- _Directions for this task_:
Show, in full, each line of the data that contains "fixe".

[Data excerpts]
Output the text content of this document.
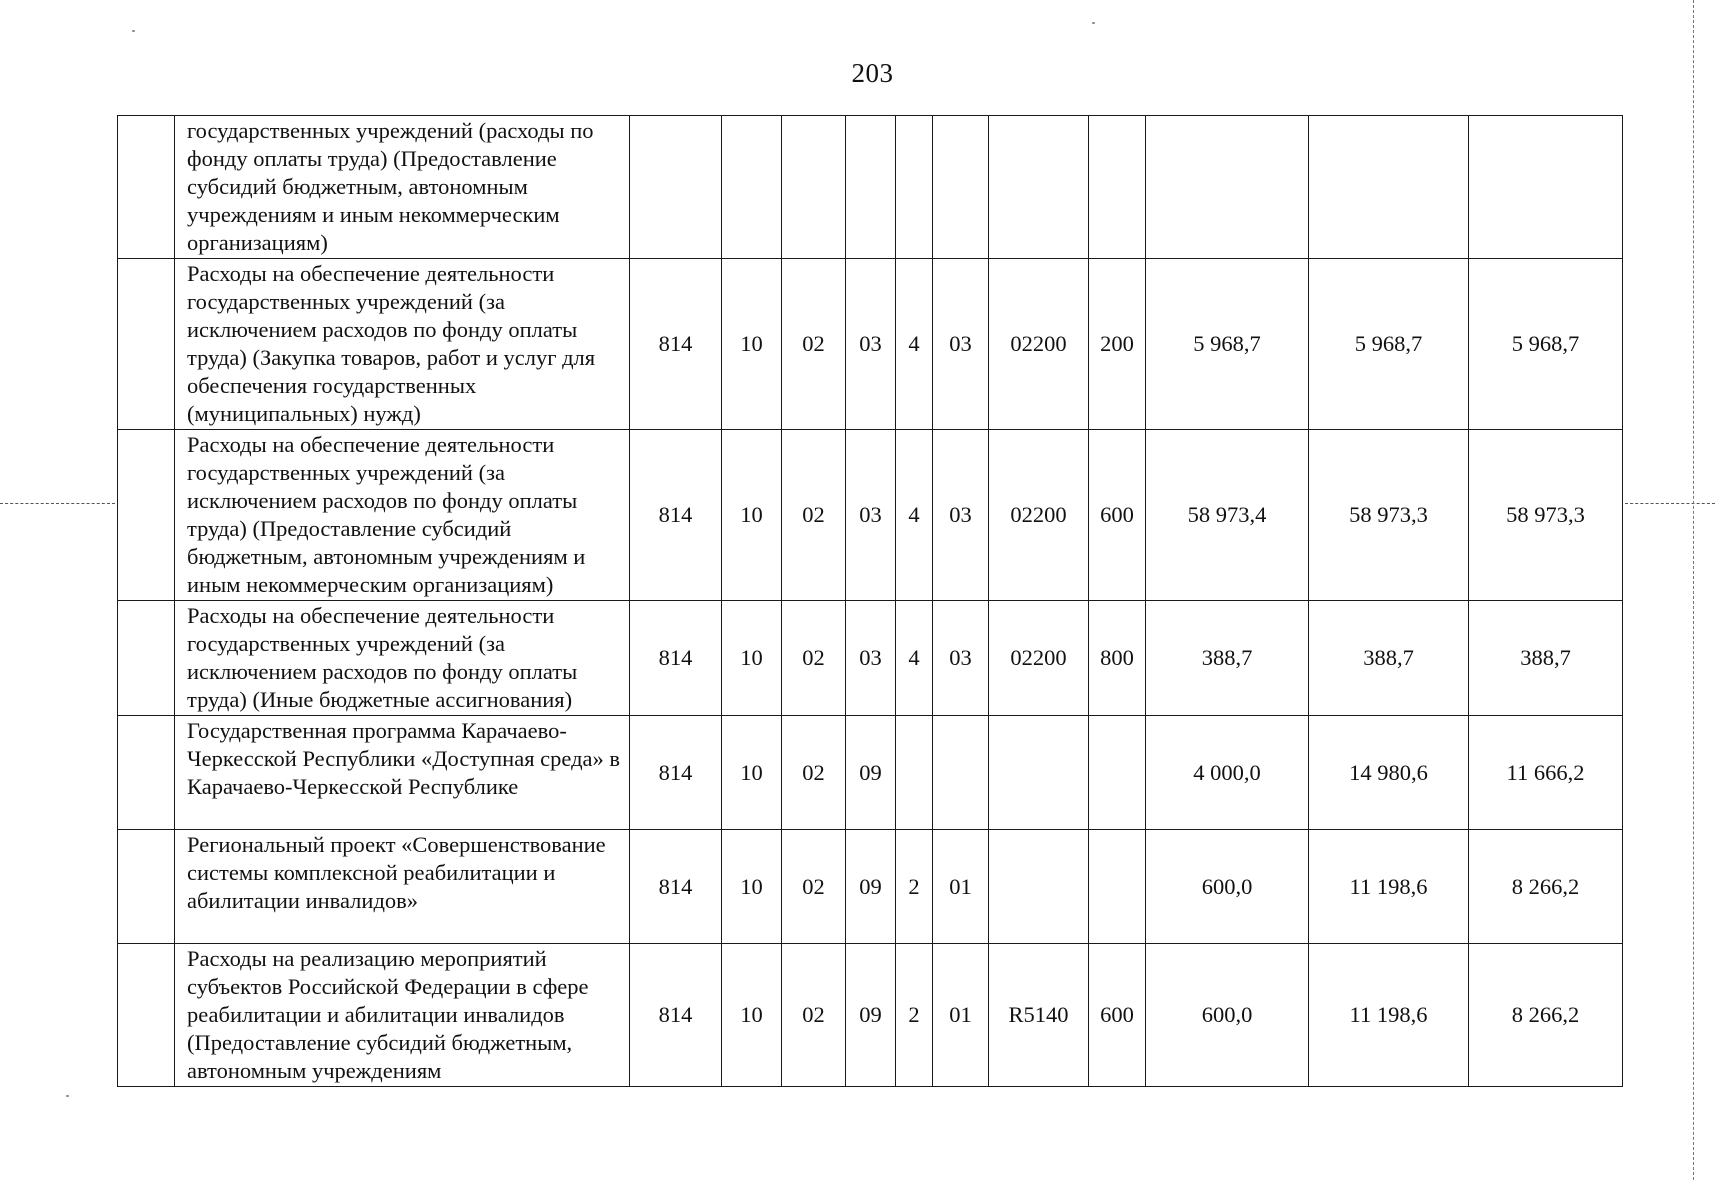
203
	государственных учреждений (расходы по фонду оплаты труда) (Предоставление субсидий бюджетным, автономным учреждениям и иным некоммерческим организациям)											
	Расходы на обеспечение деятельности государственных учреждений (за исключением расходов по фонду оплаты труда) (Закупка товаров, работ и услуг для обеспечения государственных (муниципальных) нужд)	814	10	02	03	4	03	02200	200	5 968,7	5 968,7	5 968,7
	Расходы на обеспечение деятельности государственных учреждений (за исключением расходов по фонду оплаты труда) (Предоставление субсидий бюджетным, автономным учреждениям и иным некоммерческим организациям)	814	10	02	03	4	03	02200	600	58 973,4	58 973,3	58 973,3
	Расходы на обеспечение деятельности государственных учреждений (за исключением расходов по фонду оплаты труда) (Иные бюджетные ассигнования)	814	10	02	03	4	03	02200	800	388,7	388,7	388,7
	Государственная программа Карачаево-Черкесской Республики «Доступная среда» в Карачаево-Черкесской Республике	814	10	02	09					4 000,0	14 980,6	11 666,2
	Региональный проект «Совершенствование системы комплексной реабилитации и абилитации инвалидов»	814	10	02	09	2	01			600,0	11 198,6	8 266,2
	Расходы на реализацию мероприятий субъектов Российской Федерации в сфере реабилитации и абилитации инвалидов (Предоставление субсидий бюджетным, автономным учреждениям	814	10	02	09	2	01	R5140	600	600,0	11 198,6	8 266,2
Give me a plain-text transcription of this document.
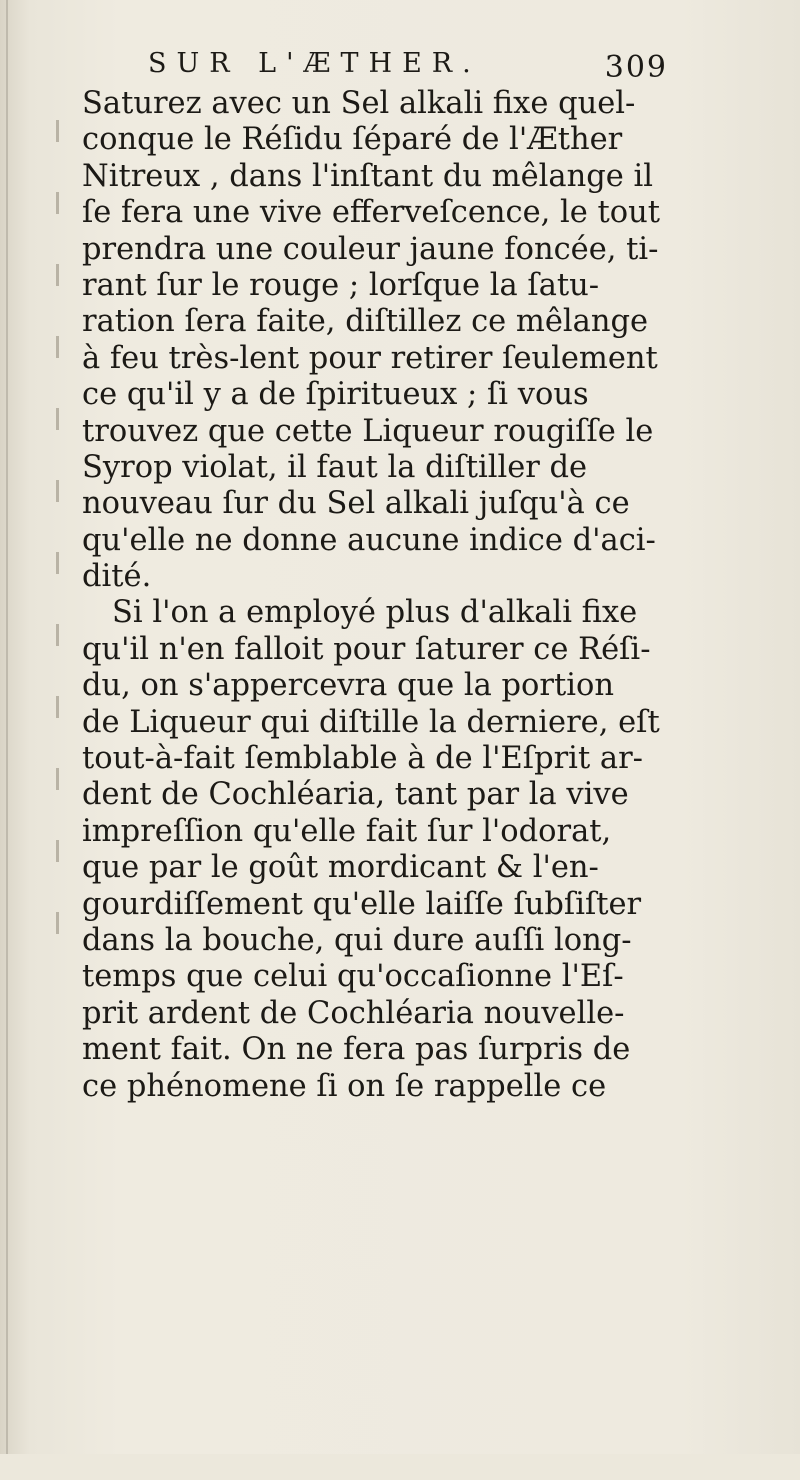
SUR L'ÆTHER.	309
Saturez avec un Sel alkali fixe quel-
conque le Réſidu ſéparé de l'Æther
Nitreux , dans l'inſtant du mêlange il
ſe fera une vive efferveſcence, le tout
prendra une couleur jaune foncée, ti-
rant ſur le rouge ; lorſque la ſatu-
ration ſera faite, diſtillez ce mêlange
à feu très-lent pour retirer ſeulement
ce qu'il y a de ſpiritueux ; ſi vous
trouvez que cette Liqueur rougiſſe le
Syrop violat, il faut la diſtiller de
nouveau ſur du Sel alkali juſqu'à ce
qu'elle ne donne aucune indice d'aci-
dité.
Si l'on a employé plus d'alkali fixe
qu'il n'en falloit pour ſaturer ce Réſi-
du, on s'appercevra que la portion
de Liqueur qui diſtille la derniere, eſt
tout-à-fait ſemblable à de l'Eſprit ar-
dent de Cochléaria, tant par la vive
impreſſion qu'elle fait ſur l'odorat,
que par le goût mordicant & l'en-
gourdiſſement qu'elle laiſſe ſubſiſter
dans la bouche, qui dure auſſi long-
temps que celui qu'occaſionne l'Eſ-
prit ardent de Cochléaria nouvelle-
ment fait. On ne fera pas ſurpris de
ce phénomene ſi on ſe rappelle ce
---
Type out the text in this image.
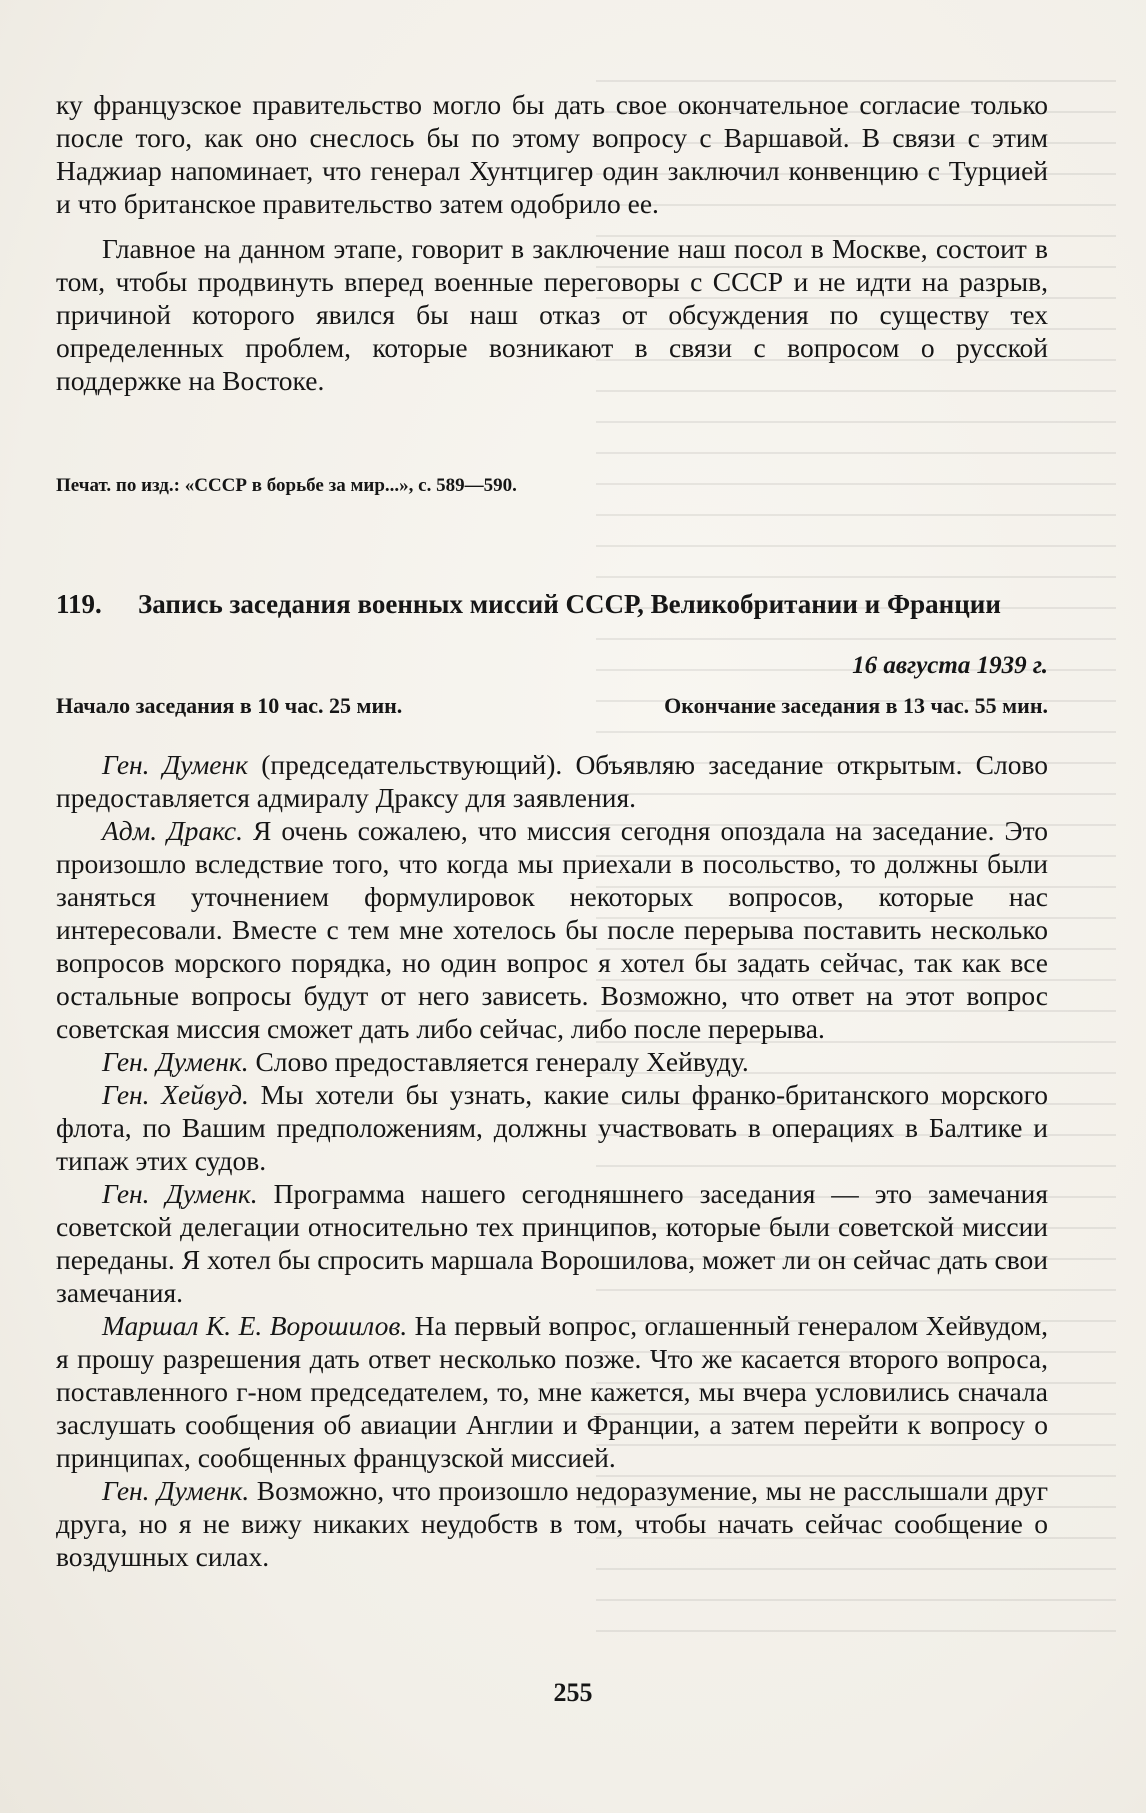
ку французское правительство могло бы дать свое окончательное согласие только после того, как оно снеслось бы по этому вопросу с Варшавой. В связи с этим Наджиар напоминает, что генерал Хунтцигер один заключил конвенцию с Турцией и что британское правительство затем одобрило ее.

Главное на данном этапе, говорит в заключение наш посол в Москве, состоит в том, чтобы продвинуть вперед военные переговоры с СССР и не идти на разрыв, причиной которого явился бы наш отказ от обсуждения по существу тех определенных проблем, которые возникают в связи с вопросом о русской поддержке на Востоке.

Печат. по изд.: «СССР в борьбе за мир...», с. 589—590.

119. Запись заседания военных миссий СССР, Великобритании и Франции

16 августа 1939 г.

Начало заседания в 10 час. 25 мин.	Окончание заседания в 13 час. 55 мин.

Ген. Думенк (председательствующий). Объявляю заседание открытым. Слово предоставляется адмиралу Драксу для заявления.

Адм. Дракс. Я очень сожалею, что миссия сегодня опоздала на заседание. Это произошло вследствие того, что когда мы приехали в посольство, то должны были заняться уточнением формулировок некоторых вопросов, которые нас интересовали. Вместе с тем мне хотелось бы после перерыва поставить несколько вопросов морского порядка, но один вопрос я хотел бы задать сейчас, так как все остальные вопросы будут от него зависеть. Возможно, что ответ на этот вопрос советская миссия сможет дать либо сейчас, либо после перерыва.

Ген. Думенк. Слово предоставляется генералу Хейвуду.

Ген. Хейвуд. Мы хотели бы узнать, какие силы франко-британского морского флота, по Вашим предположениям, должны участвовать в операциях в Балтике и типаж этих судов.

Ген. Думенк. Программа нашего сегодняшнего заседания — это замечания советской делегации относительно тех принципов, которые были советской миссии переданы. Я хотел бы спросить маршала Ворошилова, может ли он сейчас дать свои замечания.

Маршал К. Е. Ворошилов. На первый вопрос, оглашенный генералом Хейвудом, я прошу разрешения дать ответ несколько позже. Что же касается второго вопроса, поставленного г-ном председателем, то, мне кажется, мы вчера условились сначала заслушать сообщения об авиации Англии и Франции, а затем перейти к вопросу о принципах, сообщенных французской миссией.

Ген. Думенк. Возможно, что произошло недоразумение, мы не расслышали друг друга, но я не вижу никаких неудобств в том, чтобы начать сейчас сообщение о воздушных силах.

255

- _Written response_:
Saturez avec un Sel alkali fixe quel-
Si l'on a employé plus d'alkali fixe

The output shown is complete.